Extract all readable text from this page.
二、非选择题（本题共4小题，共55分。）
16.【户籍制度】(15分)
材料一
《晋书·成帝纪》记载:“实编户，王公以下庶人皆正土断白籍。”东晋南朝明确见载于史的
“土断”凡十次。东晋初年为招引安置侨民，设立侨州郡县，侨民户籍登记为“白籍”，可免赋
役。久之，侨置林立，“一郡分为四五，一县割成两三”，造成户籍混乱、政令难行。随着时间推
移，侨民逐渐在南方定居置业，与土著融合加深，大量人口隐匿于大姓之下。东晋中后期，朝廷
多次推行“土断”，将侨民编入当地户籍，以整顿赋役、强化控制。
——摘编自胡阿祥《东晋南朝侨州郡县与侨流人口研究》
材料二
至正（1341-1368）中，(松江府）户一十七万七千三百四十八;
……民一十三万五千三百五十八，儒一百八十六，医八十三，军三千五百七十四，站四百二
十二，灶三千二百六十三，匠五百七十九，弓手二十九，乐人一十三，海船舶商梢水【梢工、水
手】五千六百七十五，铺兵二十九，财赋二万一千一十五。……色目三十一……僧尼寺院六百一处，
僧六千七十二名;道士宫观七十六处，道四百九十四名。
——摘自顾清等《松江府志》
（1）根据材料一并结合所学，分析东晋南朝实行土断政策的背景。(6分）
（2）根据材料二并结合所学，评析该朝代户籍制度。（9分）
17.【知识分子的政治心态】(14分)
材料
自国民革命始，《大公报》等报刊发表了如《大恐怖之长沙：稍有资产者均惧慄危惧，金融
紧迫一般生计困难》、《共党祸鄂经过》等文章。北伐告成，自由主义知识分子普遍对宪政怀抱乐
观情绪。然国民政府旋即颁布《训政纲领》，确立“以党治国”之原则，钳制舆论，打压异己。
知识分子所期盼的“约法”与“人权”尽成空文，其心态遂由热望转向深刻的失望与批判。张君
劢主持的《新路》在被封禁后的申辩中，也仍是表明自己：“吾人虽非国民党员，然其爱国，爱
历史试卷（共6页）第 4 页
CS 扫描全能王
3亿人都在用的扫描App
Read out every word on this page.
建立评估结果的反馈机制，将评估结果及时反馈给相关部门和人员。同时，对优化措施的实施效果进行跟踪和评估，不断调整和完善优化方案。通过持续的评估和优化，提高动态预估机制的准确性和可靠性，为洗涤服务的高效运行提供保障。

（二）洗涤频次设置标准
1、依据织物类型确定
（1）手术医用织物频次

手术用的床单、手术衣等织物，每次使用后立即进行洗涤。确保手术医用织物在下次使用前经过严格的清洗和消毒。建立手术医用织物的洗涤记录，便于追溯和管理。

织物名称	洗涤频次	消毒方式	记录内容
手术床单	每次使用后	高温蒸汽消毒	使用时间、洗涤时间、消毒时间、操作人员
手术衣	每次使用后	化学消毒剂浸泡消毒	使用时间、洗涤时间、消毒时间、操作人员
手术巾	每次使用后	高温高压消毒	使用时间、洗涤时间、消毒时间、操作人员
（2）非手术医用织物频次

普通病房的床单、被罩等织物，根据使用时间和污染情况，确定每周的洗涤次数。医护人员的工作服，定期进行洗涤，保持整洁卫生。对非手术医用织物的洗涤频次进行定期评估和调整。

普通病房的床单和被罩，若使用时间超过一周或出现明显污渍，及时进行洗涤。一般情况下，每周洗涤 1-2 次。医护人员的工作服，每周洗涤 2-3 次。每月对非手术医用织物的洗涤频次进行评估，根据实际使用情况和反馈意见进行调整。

**Aim**: From the listing above, pick out every line containing "page".

**The result**:
Extract all readable text from this page.
Read out every word on this page.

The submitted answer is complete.